Find the lines of data that contain the string "Energy", then list them.
━━━━━ Data for the task
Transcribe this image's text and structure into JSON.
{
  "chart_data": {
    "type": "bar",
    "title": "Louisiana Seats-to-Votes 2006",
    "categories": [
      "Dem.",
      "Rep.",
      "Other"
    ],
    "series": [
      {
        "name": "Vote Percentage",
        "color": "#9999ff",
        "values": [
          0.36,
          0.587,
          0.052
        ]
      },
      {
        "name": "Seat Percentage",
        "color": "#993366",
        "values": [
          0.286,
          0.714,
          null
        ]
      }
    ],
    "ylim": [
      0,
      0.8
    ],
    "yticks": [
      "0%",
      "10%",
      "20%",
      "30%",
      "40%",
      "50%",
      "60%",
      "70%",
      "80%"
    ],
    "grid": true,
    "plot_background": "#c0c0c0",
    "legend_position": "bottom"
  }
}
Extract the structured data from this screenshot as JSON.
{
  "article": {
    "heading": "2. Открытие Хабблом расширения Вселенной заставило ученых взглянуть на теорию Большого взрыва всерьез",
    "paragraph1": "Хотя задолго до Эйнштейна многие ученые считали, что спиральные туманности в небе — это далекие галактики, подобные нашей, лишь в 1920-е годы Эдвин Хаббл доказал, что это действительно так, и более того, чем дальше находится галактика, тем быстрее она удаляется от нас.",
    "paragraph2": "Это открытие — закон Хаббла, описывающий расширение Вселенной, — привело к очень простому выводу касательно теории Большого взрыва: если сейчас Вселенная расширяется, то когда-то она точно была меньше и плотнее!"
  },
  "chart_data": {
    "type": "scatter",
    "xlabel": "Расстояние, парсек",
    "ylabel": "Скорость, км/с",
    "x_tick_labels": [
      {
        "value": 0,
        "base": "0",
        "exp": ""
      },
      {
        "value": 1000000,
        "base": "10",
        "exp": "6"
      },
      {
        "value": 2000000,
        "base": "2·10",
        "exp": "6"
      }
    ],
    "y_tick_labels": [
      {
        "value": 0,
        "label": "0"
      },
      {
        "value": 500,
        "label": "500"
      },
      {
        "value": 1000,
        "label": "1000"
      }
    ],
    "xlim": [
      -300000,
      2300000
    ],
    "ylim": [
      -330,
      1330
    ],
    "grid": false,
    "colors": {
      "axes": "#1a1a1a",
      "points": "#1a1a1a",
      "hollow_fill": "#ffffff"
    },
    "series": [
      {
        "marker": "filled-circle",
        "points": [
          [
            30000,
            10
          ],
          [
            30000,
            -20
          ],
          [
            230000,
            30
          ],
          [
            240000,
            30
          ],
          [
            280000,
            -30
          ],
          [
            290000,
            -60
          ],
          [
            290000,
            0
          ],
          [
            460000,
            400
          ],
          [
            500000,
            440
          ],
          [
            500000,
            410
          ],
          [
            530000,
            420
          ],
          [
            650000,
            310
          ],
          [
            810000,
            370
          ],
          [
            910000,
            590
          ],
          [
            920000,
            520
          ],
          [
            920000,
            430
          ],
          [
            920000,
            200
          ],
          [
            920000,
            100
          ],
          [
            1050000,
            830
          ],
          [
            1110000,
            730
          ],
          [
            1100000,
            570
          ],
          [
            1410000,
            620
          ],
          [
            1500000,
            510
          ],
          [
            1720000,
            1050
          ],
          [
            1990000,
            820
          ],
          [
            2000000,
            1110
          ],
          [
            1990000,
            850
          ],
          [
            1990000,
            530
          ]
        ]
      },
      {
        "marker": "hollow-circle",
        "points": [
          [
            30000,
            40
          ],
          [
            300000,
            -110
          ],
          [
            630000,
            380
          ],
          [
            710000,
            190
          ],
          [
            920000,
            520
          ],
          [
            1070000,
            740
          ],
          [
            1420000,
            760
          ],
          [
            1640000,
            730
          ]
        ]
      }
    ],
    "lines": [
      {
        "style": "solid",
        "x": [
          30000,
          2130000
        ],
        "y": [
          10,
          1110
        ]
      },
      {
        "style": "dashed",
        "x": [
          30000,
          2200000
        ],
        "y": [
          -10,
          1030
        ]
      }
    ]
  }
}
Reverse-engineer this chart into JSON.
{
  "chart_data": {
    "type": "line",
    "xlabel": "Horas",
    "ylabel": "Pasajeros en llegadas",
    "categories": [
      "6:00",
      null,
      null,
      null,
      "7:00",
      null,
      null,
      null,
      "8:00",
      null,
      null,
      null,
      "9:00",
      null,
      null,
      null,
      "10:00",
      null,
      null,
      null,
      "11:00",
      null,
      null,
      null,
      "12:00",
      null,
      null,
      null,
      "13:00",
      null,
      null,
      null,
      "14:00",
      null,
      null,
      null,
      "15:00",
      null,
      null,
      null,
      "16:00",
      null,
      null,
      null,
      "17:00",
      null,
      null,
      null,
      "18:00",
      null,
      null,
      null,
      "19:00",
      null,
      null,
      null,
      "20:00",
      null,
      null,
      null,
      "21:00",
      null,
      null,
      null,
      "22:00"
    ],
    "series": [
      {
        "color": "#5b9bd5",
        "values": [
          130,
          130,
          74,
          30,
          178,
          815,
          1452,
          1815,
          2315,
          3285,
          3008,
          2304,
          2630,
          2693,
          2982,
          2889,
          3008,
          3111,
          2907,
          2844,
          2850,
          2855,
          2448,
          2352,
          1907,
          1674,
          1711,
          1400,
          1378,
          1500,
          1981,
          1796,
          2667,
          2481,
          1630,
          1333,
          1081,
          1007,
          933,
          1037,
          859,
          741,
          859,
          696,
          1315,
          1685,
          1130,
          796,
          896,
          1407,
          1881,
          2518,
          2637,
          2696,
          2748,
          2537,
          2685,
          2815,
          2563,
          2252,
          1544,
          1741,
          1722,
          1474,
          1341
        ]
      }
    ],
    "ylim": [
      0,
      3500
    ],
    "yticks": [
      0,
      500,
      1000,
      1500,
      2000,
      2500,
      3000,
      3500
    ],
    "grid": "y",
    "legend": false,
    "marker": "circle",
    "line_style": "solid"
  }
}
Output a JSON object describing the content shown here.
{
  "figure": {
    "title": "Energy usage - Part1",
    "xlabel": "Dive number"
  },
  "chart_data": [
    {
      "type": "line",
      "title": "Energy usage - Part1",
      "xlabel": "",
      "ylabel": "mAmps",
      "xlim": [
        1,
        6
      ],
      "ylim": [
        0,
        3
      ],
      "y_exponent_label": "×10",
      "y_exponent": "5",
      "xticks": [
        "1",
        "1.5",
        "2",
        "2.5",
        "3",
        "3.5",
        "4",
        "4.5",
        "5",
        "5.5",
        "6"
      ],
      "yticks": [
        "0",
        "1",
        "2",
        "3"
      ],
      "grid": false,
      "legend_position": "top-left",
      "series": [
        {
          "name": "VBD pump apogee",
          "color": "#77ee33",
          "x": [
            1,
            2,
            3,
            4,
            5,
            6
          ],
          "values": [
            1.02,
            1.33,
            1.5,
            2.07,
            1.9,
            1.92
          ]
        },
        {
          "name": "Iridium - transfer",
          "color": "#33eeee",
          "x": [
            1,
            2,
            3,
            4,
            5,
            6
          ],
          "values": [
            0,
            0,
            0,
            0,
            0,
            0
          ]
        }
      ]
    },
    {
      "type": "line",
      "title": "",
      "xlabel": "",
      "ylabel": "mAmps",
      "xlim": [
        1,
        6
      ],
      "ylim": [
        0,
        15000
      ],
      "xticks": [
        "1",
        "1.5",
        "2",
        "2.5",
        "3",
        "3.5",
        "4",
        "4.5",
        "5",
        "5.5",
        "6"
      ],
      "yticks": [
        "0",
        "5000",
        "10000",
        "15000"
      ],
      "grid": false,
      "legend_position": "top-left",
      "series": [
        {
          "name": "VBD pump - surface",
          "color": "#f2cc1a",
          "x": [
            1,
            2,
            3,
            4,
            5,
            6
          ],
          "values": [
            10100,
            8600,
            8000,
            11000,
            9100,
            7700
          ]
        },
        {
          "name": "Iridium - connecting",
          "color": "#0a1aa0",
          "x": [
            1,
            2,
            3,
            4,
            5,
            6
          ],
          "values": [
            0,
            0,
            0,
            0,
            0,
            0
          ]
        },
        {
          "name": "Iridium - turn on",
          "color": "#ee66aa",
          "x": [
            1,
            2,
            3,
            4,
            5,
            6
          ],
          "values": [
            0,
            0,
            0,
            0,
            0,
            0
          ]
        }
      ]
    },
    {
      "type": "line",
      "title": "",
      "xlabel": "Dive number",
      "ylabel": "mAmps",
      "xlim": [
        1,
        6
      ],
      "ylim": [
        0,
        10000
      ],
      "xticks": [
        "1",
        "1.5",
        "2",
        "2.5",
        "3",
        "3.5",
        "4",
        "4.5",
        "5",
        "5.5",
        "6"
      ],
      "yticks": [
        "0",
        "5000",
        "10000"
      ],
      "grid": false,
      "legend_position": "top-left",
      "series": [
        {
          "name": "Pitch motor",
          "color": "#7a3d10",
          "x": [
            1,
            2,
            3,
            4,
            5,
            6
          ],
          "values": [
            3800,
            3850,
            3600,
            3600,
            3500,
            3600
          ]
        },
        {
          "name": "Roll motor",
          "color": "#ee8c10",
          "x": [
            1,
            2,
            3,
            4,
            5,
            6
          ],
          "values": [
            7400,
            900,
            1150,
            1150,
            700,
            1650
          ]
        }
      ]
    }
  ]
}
━━━━━━━━━━
_Output of the task:_
    "title": "Energy usage - Part1",
      "title": "Energy usage - Part1",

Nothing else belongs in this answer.